Where a line contains the word "JSON", copy that line.

···

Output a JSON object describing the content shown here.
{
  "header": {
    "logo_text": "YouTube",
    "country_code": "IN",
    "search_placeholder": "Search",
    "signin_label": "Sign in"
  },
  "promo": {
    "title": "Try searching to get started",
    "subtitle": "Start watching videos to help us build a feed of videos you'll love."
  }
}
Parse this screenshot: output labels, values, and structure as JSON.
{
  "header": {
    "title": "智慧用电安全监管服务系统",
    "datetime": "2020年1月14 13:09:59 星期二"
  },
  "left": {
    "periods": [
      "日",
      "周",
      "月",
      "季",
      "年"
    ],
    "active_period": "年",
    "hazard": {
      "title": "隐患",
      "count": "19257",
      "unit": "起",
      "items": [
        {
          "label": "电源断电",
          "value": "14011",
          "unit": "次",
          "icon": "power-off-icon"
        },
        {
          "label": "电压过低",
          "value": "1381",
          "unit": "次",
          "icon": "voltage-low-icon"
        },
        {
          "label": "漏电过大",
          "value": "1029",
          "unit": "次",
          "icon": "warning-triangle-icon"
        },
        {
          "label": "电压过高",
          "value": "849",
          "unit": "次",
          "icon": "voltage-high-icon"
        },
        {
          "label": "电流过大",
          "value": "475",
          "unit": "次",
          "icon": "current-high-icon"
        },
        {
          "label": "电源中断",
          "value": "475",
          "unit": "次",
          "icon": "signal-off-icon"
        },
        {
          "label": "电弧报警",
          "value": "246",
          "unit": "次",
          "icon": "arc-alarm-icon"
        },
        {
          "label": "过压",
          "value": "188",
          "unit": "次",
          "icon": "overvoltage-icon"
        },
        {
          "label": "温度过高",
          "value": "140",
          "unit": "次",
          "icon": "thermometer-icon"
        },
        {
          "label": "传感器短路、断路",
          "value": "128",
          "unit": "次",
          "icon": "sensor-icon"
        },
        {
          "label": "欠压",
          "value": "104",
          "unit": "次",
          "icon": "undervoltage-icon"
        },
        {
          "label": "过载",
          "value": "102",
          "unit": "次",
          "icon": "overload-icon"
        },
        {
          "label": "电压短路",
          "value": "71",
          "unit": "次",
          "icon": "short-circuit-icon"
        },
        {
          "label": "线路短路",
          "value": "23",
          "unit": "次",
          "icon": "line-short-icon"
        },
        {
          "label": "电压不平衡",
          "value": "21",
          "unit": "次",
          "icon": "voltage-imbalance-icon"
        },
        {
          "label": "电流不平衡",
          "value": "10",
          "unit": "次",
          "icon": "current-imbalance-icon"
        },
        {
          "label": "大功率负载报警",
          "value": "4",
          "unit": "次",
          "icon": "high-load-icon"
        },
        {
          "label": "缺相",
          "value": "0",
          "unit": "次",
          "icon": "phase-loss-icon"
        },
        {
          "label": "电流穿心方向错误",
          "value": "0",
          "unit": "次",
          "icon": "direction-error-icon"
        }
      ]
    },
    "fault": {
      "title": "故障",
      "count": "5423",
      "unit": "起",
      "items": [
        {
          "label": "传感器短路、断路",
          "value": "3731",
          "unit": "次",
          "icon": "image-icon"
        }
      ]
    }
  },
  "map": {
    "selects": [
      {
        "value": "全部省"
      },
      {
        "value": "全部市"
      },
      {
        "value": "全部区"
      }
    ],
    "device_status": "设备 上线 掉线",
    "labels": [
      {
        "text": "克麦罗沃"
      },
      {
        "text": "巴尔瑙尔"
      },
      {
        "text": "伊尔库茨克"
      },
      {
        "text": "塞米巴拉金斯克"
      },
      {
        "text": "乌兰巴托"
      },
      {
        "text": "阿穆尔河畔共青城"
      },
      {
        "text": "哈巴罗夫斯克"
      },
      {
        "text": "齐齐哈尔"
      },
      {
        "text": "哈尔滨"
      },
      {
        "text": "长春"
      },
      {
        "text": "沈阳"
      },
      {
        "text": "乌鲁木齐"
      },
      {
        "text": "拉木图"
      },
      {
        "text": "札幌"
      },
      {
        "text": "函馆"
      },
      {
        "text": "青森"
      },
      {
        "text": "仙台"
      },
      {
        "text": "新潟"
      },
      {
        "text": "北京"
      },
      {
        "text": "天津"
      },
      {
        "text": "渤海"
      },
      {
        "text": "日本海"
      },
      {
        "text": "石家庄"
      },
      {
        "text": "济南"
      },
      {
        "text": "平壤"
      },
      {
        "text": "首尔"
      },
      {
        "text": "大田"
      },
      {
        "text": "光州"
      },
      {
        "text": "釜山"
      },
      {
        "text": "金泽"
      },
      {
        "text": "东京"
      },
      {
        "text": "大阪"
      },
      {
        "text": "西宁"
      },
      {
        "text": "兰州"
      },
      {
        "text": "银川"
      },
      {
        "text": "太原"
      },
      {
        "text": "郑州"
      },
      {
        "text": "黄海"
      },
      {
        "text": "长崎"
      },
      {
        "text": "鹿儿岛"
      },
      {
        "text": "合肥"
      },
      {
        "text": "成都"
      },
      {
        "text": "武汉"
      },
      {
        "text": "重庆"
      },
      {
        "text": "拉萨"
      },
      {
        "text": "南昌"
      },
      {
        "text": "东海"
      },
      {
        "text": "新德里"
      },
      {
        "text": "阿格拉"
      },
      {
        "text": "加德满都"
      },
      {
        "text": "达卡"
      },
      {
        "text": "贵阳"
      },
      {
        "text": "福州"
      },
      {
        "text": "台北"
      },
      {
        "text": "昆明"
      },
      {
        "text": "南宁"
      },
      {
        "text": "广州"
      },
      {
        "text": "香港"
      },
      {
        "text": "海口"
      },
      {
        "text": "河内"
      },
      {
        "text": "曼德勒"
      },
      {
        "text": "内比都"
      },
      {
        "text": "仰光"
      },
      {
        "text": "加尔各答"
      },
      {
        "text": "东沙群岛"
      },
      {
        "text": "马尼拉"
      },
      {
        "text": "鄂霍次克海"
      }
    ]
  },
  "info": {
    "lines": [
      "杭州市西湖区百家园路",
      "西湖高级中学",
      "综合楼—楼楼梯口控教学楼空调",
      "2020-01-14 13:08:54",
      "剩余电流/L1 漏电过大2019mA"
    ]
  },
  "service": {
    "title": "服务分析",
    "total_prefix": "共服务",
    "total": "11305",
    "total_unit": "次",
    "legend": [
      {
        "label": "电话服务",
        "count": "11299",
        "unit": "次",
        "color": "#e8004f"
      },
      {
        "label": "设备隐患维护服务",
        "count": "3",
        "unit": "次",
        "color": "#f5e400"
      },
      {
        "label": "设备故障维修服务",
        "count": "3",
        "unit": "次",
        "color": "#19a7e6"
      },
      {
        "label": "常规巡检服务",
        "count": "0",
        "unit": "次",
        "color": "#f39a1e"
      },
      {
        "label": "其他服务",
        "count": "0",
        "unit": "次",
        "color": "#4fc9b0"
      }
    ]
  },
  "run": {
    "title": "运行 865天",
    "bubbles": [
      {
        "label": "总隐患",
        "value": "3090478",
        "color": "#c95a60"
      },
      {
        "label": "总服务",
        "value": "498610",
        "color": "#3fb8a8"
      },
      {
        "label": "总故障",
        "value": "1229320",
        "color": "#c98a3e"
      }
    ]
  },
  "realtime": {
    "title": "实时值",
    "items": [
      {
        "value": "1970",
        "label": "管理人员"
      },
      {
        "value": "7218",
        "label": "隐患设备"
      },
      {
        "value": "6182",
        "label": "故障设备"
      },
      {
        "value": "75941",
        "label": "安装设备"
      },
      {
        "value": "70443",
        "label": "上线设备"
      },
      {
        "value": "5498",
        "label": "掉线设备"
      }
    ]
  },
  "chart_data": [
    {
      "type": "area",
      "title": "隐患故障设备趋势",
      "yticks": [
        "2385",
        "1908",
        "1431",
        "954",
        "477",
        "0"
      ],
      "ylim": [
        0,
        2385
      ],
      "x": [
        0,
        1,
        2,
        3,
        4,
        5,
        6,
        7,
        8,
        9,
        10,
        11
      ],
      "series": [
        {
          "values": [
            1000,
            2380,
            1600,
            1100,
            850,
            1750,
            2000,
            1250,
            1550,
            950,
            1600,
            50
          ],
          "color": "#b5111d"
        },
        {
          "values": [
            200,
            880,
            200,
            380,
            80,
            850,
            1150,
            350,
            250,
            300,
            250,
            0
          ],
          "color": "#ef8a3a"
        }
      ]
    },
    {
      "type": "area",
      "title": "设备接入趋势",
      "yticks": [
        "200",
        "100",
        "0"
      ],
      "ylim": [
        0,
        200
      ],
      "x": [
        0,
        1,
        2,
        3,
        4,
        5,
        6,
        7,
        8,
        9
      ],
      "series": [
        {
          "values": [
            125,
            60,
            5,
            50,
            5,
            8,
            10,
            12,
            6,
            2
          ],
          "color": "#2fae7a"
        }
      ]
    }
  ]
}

···

Result of the task →
Output a JSON object describing the content shown here.
Parse this screenshot: output labels, values, and structure as JSON.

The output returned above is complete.